# Required task
Extract each line of the records below that contains the word "HEIC".

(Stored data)
────────────────────

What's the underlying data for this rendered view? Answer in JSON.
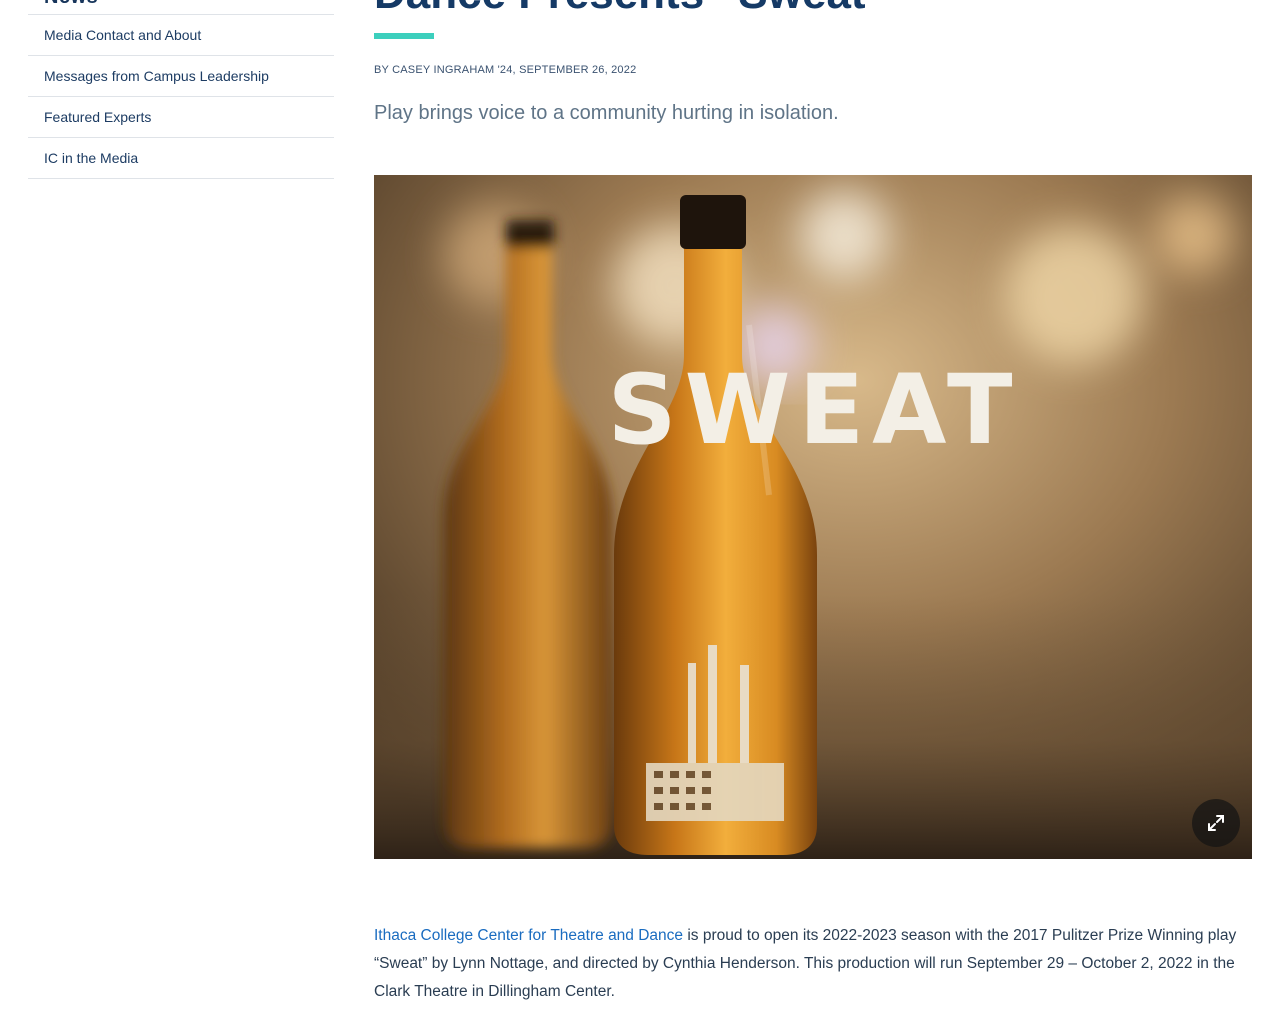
{
  "sidebar": {
    "cut_off_label": "News",
    "items": [
      {
        "label": "Media Contact and About"
      },
      {
        "label": "Messages from Campus Leadership"
      },
      {
        "label": "Featured Experts"
      },
      {
        "label": "IC in the Media"
      }
    ]
  },
  "article": {
    "title": "Dance Presents “Sweat”",
    "byline": "By Casey Ingraham '24, September 26, 2022",
    "subtitle": "Play brings voice to a community hurting in isolation.",
    "hero": {
      "poster_text": "SWEAT",
      "expand_icon": "expand-icon"
    },
    "body": {
      "link_text": "Ithaca College Center for Theatre and Dance",
      "rest": " is proud to open its 2022-2023 season with the 2017 Pulitzer Prize Winning play “Sweat” by Lynn Nottage, and directed by Cynthia Henderson. This production will run September 29 – October 2, 2022 in the Clark Theatre in Dillingham Center."
    }
  },
  "colors": {
    "title": "#153a66",
    "accent_rule": "#3ccfbd",
    "link": "#1a6cc0",
    "sidebar_text": "#1d3c63"
  }
}
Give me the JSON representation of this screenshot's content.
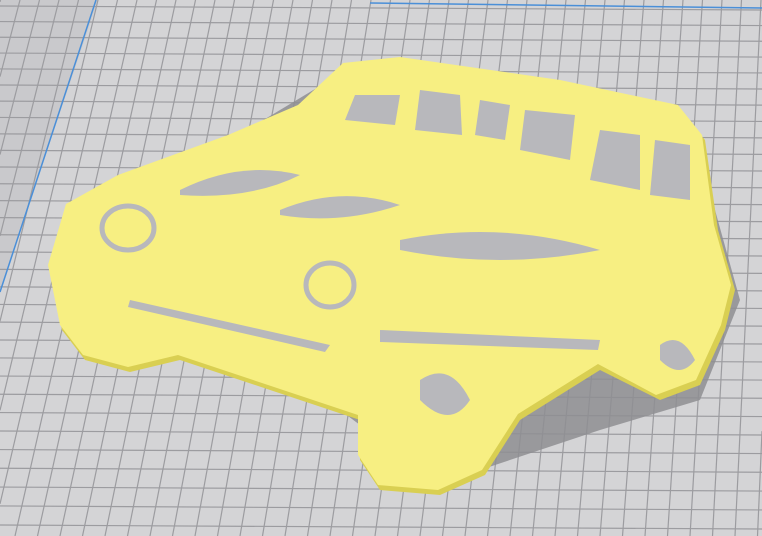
{
  "viewer": {
    "plate_color": "#d4d4d6",
    "grid_color": "#9c9ca0",
    "plate_edge_color": "#4a8fd8",
    "model_color": "#f7ef82",
    "model_shade_color": "#d9cf52",
    "shadow_color": "#8e8e92"
  }
}
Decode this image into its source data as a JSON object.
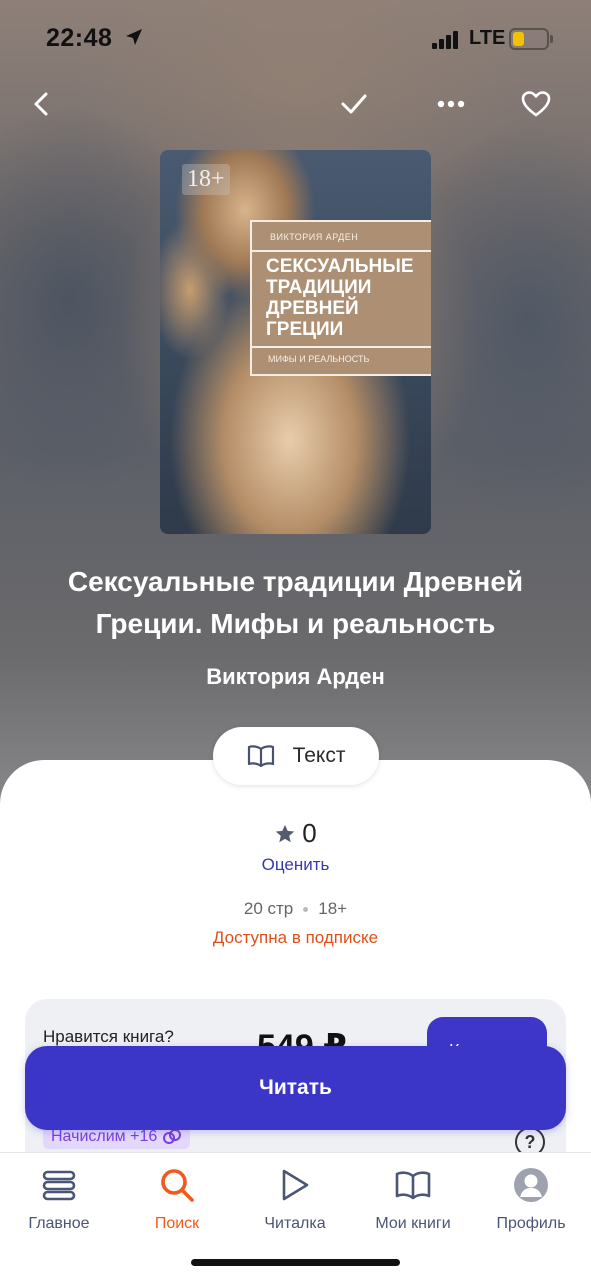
{
  "status_bar": {
    "time": "22:48",
    "network": "LTE",
    "location_icon": "location-arrow-icon",
    "battery_color": "#f2c200"
  },
  "top_nav": {
    "back_icon": "chevron-left-icon",
    "check_icon": "checkmark-icon",
    "more_icon": "more-dots-icon",
    "favorite_icon": "heart-outline-icon"
  },
  "cover": {
    "age_badge": "18+",
    "author": "ВИКТОРИЯ АРДЕН",
    "title": "СЕКСУАЛЬНЫЕ\nТРАДИЦИИ\nДРЕВНЕЙ\nГРЕЦИИ",
    "subtitle": "МИФЫ И РЕАЛЬНОСТЬ"
  },
  "book": {
    "title": "Сексуальные традиции Древней Греции. Мифы и реальность",
    "author": "Виктория Арден",
    "format_label": "Текст",
    "format_icon": "open-book-icon",
    "rating_value": "0",
    "rate_link": "Оценить",
    "pages": "20 стр",
    "age_rating": "18+",
    "subscription_note": "Доступна в подписке"
  },
  "promo": {
    "question": "Нравится книга?",
    "price": "549 ₽",
    "buy_label": "К",
    "bonus": "Начислим +16",
    "help": "?"
  },
  "primary_action": {
    "label": "Читать"
  },
  "tabbar": {
    "items": [
      {
        "label": "Главное",
        "icon": "stack-icon",
        "active": false
      },
      {
        "label": "Поиск",
        "icon": "search-icon",
        "active": true
      },
      {
        "label": "Читалка",
        "icon": "play-icon",
        "active": false
      },
      {
        "label": "Мои книги",
        "icon": "open-book-icon",
        "active": false
      },
      {
        "label": "Профиль",
        "icon": "avatar-icon",
        "active": false
      }
    ]
  },
  "colors": {
    "accent": "#3c36c8",
    "active_tab": "#f05a1a",
    "subscription": "#e0501a",
    "link": "#3838b0"
  }
}
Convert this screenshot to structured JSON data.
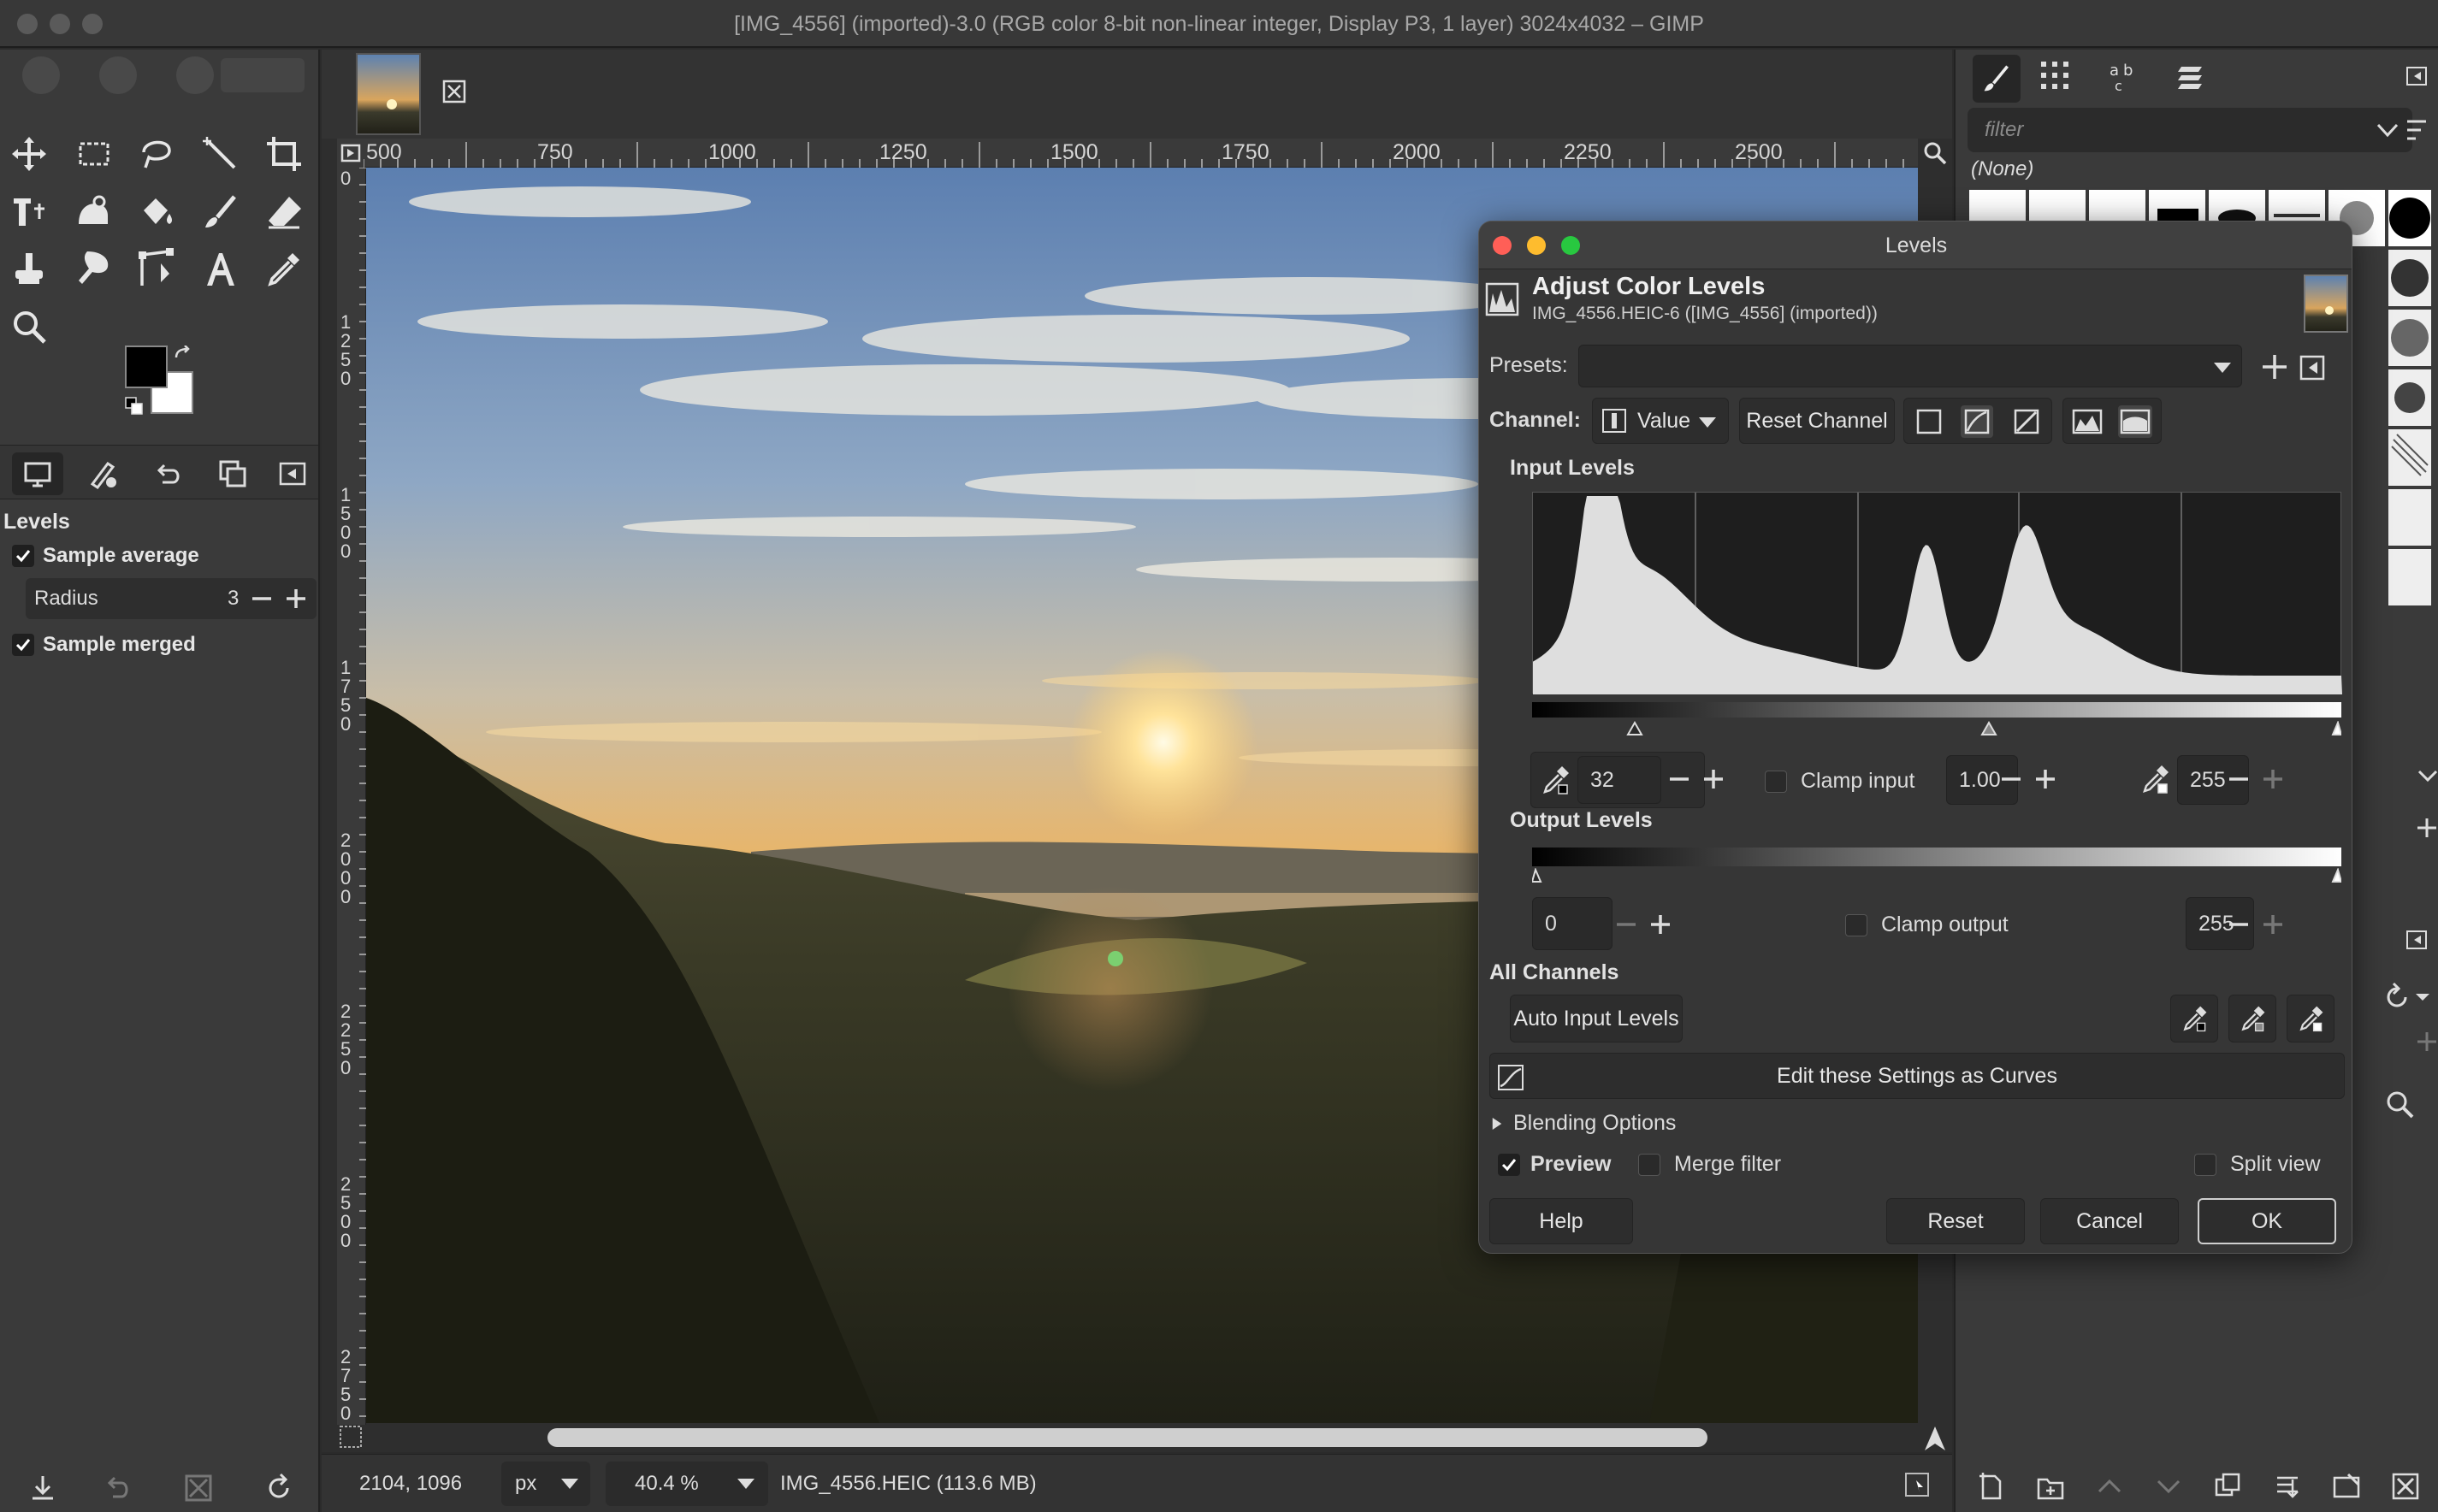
{
  "window": {
    "title": "[IMG_4556] (imported)-3.0 (RGB color 8-bit non-linear integer, Display P3, 1 layer) 3024x4032 – GIMP"
  },
  "colors": {
    "traffic_close": "#ff5f57",
    "traffic_min": "#febc2e",
    "traffic_max": "#28c840"
  },
  "toolbox": {
    "tools": [
      "move-tool-icon",
      "rect-select-icon",
      "free-select-icon",
      "fuzzy-select-icon",
      "crop-icon",
      "unified-transform-icon",
      "warp-icon",
      "bucket-fill-icon",
      "paintbrush-icon",
      "eraser-icon",
      "clone-icon",
      "smudge-icon",
      "paths-icon",
      "text-icon",
      "color-picker-icon",
      "zoom-icon"
    ],
    "options": {
      "title": "Levels",
      "sample_average_label": "Sample average",
      "radius_label": "Radius",
      "radius_value": "3",
      "sample_merged_label": "Sample merged"
    }
  },
  "ruler": {
    "h_labels": [
      "500",
      "750",
      "1000",
      "1250",
      "1500",
      "1750",
      "2000",
      "2250",
      "2500"
    ],
    "v_labels": [
      "0",
      "1250",
      "1500",
      "1750",
      "2000",
      "2250",
      "2500",
      "2750"
    ]
  },
  "statusbar": {
    "coords": "2104, 1096",
    "unit": "px",
    "zoom": "40.4 %",
    "file_info": "IMG_4556.HEIC (113.6 MB)"
  },
  "dock": {
    "filter_placeholder": "filter",
    "brush_none": "(None)"
  },
  "levels": {
    "window_title": "Levels",
    "heading": "Adjust Color Levels",
    "subheading": "IMG_4556.HEIC-6 ([IMG_4556] (imported))",
    "presets_label": "Presets:",
    "channel_label": "Channel:",
    "channel_value": "Value",
    "reset_channel_label": "Reset Channel",
    "input_levels_label": "Input Levels",
    "input_low": "32",
    "clamp_input_label": "Clamp input",
    "gamma": "1.00",
    "input_high": "255",
    "output_levels_label": "Output Levels",
    "output_low": "0",
    "clamp_output_label": "Clamp output",
    "output_high": "255",
    "all_channels_label": "All Channels",
    "auto_input_label": "Auto Input Levels",
    "edit_curves_label": "Edit these Settings as Curves",
    "blending_label": "Blending Options",
    "preview_label": "Preview",
    "merge_filter_label": "Merge filter",
    "split_view_label": "Split view",
    "help_label": "Help",
    "reset_label": "Reset",
    "cancel_label": "Cancel",
    "ok_label": "OK"
  }
}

────────────────────

# Full solution
    "file_info": "IMG_4556.HEIC (113.6 MB)"
    "subheading": "IMG_4556.HEIC-6 ([IMG_4556] (imported))",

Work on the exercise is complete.